## TASK
Copy the data from the line with "- main-panel-frame: [145, 88, 638, 893]" up to and including the line with "- x-tick-label: 0: [194, 1067, 204, 1085]", changing "planet-marker" to "planet-point" and leaving everything else the same.

## THE RECORDS
--- Start ---

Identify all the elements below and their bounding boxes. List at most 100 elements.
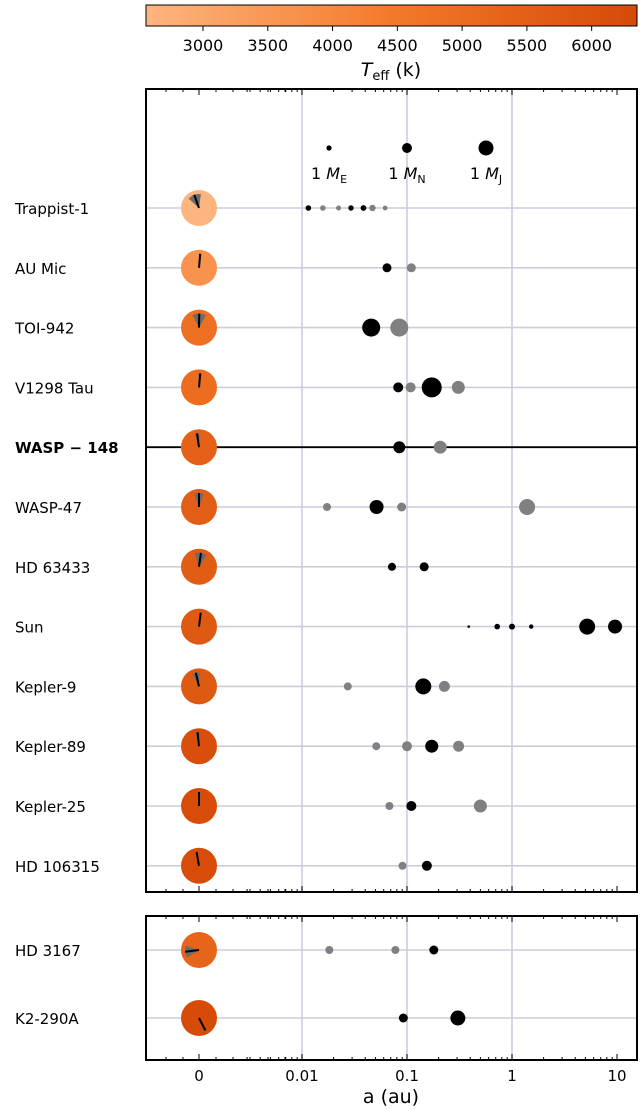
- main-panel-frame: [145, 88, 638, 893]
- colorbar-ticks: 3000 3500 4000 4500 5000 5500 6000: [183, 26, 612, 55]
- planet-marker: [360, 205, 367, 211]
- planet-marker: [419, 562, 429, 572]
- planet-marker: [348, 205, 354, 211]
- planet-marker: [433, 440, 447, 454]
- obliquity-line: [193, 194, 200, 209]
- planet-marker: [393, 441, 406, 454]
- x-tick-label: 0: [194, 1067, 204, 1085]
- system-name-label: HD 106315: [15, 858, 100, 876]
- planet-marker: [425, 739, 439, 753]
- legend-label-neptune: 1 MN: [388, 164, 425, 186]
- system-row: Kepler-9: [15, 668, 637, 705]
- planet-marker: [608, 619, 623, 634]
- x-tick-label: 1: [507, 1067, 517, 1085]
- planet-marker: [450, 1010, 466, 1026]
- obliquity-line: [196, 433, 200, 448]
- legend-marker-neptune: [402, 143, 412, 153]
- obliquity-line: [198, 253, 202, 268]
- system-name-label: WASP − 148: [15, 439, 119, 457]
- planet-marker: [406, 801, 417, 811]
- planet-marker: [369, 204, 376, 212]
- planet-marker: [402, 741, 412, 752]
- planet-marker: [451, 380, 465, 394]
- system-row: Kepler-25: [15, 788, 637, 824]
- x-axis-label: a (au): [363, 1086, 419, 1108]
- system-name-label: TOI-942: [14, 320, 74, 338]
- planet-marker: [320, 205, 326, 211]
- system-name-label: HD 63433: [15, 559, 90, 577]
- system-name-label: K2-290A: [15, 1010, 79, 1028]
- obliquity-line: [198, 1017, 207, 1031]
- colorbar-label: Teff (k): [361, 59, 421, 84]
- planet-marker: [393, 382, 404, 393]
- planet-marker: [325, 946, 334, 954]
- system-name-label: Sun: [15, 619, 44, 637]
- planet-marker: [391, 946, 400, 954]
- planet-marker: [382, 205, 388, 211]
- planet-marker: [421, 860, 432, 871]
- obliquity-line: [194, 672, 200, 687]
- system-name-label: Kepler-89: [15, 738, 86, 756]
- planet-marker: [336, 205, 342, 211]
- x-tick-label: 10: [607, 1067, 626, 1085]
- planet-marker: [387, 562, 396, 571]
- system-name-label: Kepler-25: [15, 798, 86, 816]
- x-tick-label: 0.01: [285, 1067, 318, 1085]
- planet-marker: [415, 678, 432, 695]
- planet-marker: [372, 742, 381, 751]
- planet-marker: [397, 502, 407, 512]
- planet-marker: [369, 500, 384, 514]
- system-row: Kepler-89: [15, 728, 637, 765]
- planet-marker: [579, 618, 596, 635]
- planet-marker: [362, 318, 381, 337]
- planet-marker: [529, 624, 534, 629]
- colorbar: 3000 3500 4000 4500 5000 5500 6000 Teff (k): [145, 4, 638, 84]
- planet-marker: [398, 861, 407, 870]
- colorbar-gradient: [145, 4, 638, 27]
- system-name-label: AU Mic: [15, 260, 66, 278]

--- End ---

## SOLUTION TO THE PROBLEM
- main-panel-frame: [145, 88, 638, 893]
- colorbar-ticks: 3000 3500 4000 4500 5000 5500 6000: [183, 26, 612, 55]
- planet-point: [360, 205, 367, 211]
- planet-point: [419, 562, 429, 572]
- planet-point: [348, 205, 354, 211]
- planet-point: [433, 440, 447, 454]
- obliquity-line: [193, 194, 200, 209]
- planet-point: [393, 441, 406, 454]
- x-tick-label: 0: [194, 1067, 204, 1085]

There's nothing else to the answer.